From the records below, pull each line that has "ylabel".
---
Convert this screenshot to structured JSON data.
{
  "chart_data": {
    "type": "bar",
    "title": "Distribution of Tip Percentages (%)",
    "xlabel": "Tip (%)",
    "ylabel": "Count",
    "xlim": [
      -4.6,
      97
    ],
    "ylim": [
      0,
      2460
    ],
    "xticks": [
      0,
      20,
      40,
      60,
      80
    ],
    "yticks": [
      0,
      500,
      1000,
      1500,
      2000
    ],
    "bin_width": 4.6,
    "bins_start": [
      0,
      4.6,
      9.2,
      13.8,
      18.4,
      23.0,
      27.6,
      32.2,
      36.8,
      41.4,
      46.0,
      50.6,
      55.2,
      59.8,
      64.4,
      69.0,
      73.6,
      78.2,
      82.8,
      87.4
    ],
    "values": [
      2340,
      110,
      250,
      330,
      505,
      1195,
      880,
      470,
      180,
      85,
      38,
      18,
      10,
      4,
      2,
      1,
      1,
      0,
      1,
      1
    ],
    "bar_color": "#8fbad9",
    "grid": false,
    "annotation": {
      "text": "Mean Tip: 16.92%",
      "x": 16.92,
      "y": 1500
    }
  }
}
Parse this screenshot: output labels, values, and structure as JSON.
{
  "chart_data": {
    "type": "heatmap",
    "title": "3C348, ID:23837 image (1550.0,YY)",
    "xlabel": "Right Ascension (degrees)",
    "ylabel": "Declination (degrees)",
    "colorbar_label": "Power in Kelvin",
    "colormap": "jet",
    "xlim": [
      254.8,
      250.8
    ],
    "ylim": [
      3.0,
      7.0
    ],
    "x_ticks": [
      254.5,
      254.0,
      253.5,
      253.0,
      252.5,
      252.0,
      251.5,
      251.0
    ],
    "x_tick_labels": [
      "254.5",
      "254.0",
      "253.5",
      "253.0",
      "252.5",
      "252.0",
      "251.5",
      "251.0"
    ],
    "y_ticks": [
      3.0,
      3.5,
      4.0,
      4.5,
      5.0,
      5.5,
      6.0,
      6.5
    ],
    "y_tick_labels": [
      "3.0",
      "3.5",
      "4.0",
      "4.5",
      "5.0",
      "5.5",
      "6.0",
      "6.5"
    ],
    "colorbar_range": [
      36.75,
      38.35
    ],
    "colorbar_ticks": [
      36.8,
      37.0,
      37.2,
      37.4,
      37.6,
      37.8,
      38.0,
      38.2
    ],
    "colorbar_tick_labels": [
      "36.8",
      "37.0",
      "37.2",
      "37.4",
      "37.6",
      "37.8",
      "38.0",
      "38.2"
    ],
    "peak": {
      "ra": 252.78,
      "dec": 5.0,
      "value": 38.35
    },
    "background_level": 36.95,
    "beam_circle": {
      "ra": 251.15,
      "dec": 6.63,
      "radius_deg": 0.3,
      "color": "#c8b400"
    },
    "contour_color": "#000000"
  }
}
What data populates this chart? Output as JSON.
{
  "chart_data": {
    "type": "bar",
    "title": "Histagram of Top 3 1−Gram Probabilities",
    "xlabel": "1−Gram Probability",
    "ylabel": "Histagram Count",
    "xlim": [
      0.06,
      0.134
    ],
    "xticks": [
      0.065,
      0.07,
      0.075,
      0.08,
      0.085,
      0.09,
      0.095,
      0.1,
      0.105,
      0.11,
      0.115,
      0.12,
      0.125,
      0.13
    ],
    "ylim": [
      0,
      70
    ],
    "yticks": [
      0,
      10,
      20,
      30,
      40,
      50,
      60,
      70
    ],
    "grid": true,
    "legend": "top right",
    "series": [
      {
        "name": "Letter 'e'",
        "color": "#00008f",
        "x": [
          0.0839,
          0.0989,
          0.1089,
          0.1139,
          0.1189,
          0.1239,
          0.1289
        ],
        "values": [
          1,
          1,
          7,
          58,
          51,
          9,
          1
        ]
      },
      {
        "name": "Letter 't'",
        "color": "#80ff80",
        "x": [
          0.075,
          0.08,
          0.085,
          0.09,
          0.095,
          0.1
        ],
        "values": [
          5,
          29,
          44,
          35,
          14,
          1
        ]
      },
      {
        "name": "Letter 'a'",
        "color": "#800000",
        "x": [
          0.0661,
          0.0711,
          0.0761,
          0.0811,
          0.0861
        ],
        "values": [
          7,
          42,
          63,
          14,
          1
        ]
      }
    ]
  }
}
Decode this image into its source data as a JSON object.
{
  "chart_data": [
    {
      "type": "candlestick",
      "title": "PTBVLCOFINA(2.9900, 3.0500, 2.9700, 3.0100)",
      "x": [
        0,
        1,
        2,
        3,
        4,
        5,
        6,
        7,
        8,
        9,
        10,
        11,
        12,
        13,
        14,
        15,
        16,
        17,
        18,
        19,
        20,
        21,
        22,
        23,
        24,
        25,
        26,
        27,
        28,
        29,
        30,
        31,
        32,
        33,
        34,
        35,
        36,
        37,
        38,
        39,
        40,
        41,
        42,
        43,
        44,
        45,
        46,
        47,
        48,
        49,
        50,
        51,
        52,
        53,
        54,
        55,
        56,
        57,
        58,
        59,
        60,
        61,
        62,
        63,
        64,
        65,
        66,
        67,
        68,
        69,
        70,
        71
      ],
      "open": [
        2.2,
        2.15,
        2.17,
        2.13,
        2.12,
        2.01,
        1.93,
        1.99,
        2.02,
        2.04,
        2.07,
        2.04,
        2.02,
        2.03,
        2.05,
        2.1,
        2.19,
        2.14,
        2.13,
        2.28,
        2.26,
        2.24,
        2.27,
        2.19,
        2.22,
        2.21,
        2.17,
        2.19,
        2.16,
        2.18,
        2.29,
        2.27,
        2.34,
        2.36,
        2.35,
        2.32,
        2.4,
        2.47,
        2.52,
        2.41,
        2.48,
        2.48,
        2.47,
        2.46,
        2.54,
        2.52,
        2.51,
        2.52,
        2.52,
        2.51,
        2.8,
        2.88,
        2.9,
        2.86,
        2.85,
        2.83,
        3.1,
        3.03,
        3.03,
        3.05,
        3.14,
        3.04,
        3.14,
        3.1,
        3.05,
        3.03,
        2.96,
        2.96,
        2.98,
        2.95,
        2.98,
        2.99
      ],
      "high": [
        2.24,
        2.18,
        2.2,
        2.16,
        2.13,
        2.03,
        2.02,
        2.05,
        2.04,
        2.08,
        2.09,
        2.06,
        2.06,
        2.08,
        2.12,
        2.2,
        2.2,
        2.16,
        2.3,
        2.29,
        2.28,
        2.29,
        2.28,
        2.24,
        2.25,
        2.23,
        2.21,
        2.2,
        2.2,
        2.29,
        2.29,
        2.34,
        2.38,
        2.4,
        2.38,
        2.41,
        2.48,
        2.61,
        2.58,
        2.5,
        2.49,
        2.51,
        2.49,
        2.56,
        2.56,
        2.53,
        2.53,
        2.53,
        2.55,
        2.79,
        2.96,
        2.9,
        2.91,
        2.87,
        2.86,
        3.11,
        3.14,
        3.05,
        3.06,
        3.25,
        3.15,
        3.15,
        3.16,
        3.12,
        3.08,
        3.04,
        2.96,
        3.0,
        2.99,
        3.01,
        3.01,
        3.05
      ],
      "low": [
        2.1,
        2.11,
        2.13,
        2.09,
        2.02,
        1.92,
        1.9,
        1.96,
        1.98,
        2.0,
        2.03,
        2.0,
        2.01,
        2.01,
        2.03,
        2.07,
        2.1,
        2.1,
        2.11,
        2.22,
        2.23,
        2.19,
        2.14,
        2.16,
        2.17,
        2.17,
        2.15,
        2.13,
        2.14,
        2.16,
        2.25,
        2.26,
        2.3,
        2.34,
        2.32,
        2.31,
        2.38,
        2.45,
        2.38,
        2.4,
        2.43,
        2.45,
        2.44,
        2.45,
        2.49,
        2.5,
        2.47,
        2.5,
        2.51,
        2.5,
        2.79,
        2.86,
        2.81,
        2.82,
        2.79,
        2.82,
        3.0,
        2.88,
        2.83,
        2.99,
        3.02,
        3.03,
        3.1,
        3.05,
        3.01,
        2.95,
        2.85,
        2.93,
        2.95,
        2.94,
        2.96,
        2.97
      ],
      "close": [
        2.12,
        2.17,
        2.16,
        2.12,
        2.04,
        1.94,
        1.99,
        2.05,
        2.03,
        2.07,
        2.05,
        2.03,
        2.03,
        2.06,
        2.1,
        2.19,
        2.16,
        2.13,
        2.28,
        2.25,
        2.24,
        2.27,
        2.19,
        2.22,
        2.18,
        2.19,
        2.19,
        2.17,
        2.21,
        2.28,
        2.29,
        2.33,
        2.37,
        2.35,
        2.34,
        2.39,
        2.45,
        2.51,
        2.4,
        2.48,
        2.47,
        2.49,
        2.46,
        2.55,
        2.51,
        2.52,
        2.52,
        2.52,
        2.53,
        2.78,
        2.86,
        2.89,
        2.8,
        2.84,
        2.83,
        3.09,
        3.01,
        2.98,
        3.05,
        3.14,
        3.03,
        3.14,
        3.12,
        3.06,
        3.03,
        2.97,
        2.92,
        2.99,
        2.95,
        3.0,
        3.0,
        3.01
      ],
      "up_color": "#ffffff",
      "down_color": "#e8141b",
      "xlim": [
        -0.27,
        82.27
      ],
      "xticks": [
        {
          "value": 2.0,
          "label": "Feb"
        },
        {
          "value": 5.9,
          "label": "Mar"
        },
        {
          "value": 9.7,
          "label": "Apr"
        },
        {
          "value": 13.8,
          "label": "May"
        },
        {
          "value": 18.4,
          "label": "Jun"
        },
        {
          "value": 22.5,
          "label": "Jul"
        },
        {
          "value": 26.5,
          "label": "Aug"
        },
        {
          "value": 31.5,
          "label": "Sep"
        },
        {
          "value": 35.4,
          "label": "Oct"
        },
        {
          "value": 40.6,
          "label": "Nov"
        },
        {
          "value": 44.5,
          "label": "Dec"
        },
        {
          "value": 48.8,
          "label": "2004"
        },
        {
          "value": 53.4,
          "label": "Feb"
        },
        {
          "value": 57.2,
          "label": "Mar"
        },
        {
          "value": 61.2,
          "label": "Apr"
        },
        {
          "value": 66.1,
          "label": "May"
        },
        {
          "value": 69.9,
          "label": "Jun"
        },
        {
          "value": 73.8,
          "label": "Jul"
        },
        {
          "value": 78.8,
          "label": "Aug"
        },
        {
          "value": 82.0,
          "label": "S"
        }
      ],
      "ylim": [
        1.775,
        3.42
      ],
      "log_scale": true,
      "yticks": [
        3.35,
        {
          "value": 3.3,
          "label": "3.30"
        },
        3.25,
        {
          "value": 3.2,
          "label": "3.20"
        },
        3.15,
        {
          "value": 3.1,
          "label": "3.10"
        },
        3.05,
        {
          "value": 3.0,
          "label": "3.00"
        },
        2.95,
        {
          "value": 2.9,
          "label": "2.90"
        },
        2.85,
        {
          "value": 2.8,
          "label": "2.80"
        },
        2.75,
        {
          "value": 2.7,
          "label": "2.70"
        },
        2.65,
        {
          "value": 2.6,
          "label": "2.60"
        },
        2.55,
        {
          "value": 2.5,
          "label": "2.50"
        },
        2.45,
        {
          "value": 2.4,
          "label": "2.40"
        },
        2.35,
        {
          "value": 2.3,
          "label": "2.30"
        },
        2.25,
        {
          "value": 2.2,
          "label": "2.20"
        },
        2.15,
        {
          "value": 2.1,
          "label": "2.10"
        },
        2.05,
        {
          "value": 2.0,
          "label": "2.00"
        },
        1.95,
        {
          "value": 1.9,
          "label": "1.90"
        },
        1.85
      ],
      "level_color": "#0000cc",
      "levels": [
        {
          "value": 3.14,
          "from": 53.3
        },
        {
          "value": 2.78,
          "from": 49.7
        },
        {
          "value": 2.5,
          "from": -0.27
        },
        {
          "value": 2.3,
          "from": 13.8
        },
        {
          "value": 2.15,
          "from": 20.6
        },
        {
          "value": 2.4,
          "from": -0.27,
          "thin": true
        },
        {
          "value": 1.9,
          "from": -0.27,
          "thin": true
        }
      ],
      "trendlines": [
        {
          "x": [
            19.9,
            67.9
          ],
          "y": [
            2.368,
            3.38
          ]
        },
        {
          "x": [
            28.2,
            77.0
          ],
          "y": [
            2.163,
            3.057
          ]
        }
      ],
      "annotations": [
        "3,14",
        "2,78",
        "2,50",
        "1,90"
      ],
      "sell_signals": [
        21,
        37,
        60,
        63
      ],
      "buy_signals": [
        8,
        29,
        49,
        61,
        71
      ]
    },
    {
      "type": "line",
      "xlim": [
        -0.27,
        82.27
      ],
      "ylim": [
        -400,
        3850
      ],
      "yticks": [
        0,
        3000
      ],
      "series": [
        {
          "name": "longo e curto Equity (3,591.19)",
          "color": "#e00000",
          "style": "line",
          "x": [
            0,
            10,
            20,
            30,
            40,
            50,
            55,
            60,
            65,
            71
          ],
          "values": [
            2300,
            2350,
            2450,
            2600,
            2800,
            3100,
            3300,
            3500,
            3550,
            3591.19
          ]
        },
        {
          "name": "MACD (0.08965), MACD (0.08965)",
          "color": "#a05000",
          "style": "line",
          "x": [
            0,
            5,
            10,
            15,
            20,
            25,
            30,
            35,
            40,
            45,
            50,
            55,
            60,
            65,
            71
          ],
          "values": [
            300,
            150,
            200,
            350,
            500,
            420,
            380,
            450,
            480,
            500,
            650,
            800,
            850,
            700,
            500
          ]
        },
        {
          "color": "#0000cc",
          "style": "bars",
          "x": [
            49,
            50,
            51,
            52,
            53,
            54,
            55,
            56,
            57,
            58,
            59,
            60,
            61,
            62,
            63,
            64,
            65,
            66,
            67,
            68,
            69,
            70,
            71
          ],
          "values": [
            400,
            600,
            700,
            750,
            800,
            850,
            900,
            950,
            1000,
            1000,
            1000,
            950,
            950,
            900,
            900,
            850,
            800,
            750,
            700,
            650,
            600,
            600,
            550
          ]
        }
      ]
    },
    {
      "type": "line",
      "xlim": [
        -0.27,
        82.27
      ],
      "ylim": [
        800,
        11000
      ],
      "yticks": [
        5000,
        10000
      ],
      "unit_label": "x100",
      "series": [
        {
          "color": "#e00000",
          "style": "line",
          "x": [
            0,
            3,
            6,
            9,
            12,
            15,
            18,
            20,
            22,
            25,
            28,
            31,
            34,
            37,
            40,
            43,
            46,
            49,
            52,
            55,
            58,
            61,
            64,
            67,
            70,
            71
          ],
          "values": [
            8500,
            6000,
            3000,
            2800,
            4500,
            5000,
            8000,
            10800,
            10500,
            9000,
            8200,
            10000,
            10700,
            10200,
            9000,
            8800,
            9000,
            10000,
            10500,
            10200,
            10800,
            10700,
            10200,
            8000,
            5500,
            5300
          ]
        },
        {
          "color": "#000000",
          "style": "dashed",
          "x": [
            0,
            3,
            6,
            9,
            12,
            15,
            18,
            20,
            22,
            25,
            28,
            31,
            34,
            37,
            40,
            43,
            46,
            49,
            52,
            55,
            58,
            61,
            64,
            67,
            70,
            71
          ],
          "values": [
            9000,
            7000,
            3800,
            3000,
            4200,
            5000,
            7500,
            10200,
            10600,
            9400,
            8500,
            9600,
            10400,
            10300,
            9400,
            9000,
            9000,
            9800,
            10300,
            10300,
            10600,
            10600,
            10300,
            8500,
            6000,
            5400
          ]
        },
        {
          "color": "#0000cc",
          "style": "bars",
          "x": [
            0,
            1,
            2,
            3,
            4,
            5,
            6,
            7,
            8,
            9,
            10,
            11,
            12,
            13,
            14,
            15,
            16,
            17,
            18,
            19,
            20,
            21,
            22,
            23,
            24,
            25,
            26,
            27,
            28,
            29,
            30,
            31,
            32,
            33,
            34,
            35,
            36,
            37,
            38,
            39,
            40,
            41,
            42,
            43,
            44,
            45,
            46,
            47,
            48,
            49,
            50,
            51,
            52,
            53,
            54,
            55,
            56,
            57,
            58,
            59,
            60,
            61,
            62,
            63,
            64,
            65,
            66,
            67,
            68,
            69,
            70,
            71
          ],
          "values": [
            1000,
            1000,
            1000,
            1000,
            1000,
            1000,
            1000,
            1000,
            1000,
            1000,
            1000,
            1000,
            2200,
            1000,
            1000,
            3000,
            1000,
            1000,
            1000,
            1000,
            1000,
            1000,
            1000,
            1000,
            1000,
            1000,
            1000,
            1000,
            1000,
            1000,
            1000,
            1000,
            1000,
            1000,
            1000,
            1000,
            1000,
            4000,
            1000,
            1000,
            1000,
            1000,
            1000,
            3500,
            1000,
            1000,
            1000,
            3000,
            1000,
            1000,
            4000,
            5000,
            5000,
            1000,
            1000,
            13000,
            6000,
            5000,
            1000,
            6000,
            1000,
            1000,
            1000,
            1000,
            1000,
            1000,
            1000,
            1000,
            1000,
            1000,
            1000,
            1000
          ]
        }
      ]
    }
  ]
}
---
### Expected answer
    "ylabel": "Count",
    "ylabel": "Declination (degrees)",
    "ylabel": "Histagram Count",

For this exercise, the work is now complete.